§ **Aim**
Restate the records in their entirety, word for word.

§ **The data**
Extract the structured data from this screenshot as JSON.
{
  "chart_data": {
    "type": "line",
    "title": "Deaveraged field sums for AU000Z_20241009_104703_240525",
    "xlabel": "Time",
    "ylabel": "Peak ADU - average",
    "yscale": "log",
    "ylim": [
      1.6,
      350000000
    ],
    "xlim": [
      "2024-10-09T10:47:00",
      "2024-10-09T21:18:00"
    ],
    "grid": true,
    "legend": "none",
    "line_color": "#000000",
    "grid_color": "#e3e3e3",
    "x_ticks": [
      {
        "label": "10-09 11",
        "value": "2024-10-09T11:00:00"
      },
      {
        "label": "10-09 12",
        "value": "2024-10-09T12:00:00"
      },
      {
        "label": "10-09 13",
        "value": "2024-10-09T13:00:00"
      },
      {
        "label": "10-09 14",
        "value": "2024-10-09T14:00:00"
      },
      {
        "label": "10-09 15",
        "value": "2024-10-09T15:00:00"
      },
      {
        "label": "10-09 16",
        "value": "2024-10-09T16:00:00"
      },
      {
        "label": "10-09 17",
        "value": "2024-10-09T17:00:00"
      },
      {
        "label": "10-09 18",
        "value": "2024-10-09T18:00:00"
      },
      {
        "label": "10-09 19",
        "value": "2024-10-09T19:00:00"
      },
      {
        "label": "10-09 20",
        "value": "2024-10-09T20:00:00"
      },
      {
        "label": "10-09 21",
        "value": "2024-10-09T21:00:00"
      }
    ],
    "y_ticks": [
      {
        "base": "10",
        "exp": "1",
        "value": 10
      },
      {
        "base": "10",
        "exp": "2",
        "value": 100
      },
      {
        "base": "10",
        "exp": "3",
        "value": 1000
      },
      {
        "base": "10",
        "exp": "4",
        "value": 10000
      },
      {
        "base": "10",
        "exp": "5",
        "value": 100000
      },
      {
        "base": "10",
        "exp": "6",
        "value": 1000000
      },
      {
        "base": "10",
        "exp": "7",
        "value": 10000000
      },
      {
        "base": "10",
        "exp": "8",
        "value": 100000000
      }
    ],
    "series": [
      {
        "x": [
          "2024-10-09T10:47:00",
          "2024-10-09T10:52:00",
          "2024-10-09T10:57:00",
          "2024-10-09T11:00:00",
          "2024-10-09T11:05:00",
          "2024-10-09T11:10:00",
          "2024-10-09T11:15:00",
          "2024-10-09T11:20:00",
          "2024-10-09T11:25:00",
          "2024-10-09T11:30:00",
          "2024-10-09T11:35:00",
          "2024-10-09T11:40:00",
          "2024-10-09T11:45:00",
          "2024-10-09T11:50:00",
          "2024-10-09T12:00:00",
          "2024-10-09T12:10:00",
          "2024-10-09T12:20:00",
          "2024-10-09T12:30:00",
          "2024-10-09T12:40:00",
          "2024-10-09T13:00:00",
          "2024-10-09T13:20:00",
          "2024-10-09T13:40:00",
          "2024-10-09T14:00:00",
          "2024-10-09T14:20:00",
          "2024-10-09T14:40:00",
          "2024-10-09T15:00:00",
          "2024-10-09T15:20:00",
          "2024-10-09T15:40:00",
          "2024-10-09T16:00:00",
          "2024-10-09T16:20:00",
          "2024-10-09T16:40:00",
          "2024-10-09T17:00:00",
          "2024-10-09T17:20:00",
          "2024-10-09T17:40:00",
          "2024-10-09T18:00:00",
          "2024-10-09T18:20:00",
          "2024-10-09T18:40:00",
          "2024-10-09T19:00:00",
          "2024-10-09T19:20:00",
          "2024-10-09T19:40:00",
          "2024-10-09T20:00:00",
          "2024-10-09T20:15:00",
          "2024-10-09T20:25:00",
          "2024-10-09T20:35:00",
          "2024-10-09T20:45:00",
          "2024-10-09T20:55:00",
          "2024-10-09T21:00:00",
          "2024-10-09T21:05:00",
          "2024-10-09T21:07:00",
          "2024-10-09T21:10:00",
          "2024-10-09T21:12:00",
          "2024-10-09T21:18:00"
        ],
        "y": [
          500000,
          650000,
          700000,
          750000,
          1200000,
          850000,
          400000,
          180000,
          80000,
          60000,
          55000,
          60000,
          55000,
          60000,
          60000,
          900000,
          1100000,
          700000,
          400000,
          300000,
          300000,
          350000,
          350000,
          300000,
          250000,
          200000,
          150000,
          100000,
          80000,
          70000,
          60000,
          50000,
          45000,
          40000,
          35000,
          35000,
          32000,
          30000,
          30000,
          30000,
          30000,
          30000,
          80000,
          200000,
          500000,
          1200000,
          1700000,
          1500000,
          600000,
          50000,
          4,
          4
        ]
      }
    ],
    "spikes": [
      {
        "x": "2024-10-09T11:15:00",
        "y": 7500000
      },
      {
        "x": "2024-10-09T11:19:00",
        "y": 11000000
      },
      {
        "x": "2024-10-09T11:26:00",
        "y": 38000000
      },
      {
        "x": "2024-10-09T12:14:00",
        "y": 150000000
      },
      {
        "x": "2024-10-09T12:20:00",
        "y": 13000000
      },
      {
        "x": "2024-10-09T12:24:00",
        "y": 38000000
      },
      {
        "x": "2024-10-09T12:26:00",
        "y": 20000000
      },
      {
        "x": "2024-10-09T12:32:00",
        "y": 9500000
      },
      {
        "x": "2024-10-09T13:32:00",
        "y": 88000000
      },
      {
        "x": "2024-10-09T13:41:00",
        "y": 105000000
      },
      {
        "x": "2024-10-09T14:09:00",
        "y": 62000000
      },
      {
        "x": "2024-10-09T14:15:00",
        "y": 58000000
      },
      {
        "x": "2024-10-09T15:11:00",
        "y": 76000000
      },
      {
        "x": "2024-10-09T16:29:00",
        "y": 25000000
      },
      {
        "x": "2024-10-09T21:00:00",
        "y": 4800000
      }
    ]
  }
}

§ **Completed exercise**
Extract the structured data from this screenshot as JSON.
{
  "chart_data": {
    "type": "line",
    "title": "Deaveraged field sums for AU000Z_20241009_104703_240525",
    "xlabel": "Time",
    "ylabel": "Peak ADU - average",
    "yscale": "log",
    "ylim": [
      1.6,
      350000000
    ],
    "xlim": [
      "2024-10-09T10:47:00",
      "2024-10-09T21:18:00"
    ],
    "grid": true,
    "legend": "none",
    "line_color": "#000000",
    "grid_color": "#e3e3e3",
    "x_ticks": [
      {
        "label": "10-09 11",
        "value": "2024-10-09T11:00:00"
      },
      {
        "label": "10-09 12",
        "value": "2024-10-09T12:00:00"
      },
      {
        "label": "10-09 13",
        "value": "2024-10-09T13:00:00"
      },
      {
        "label": "10-09 14",
        "value": "2024-10-09T14:00:00"
      },
      {
        "label": "10-09 15",
        "value": "2024-10-09T15:00:00"
      },
      {
        "label": "10-09 16",
        "value": "2024-10-09T16:00:00"
      },
      {
        "label": "10-09 17",
        "value": "2024-10-09T17:00:00"
      },
      {
        "label": "10-09 18",
        "value": "2024-10-09T18:00:00"
      },
      {
        "label": "10-09 19",
        "value": "2024-10-09T19:00:00"
      },
      {
        "label": "10-09 20",
        "value": "2024-10-09T20:00:00"
      },
      {
        "label": "10-09 21",
        "value": "2024-10-09T21:00:00"
      }
    ],
    "y_ticks": [
      {
        "base": "10",
        "exp": "1",
        "value": 10
      },
      {
        "base": "10",
        "exp": "2",
        "value": 100
      },
      {
        "base": "10",
        "exp": "3",
        "value": 1000
      },
      {
        "base": "10",
        "exp": "4",
        "value": 10000
      },
      {
        "base": "10",
        "exp": "5",
        "value": 100000
      },
      {
        "base": "10",
        "exp": "6",
        "value": 1000000
      },
      {
        "base": "10",
        "exp": "7",
        "value": 10000000
      },
      {
        "base": "10",
        "exp": "8",
        "value": 100000000
      }
    ],
    "series": [
      {
        "x": [
          "2024-10-09T10:47:00",
          "2024-10-09T10:52:00",
          "2024-10-09T10:57:00",
          "2024-10-09T11:00:00",
          "2024-10-09T11:05:00",
          "2024-10-09T11:10:00",
          "2024-10-09T11:15:00",
          "2024-10-09T11:20:00",
          "2024-10-09T11:25:00",
          "2024-10-09T11:30:00",
          "2024-10-09T11:35:00",
          "2024-10-09T11:40:00",
          "2024-10-09T11:45:00",
          "2024-10-09T11:50:00",
          "2024-10-09T12:00:00",
          "2024-10-09T12:10:00",
          "2024-10-09T12:20:00",
          "2024-10-09T12:30:00",
          "2024-10-09T12:40:00",
          "2024-10-09T13:00:00",
          "2024-10-09T13:20:00",
          "2024-10-09T13:40:00",
          "2024-10-09T14:00:00",
          "2024-10-09T14:20:00",
          "2024-10-09T14:40:00",
          "2024-10-09T15:00:00",
          "2024-10-09T15:20:00",
          "2024-10-09T15:40:00",
          "2024-10-09T16:00:00",
          "2024-10-09T16:20:00",
          "2024-10-09T16:40:00",
          "2024-10-09T17:00:00",
          "2024-10-09T17:20:00",
          "2024-10-09T17:40:00",
          "2024-10-09T18:00:00",
          "2024-10-09T18:20:00",
          "2024-10-09T18:40:00",
          "2024-10-09T19:00:00",
          "2024-10-09T19:20:00",
          "2024-10-09T19:40:00",
          "2024-10-09T20:00:00",
          "2024-10-09T20:15:00",
          "2024-10-09T20:25:00",
          "2024-10-09T20:35:00",
          "2024-10-09T20:45:00",
          "2024-10-09T20:55:00",
          "2024-10-09T21:00:00",
          "2024-10-09T21:05:00",
          "2024-10-09T21:07:00",
          "2024-10-09T21:10:00",
          "2024-10-09T21:12:00",
          "2024-10-09T21:18:00"
        ],
        "y": [
          500000,
          650000,
          700000,
          750000,
          1200000,
          850000,
          400000,
          180000,
          80000,
          60000,
          55000,
          60000,
          55000,
          60000,
          60000,
          900000,
          1100000,
          700000,
          400000,
          300000,
          300000,
          350000,
          350000,
          300000,
          250000,
          200000,
          150000,
          100000,
          80000,
          70000,
          60000,
          50000,
          45000,
          40000,
          35000,
          35000,
          32000,
          30000,
          30000,
          30000,
          30000,
          30000,
          80000,
          200000,
          500000,
          1200000,
          1700000,
          1500000,
          600000,
          50000,
          4,
          4
        ]
      }
    ],
    "spikes": [
      {
        "x": "2024-10-09T11:15:00",
        "y": 7500000
      },
      {
        "x": "2024-10-09T11:19:00",
        "y": 11000000
      },
      {
        "x": "2024-10-09T11:26:00",
        "y": 38000000
      },
      {
        "x": "2024-10-09T12:14:00",
        "y": 150000000
      },
      {
        "x": "2024-10-09T12:20:00",
        "y": 13000000
      },
      {
        "x": "2024-10-09T12:24:00",
        "y": 38000000
      },
      {
        "x": "2024-10-09T12:26:00",
        "y": 20000000
      },
      {
        "x": "2024-10-09T12:32:00",
        "y": 9500000
      },
      {
        "x": "2024-10-09T13:32:00",
        "y": 88000000
      },
      {
        "x": "2024-10-09T13:41:00",
        "y": 105000000
      },
      {
        "x": "2024-10-09T14:09:00",
        "y": 62000000
      },
      {
        "x": "2024-10-09T14:15:00",
        "y": 58000000
      },
      {
        "x": "2024-10-09T15:11:00",
        "y": 76000000
      },
      {
        "x": "2024-10-09T16:29:00",
        "y": 25000000
      },
      {
        "x": "2024-10-09T21:00:00",
        "y": 4800000
      }
    ]
  }
}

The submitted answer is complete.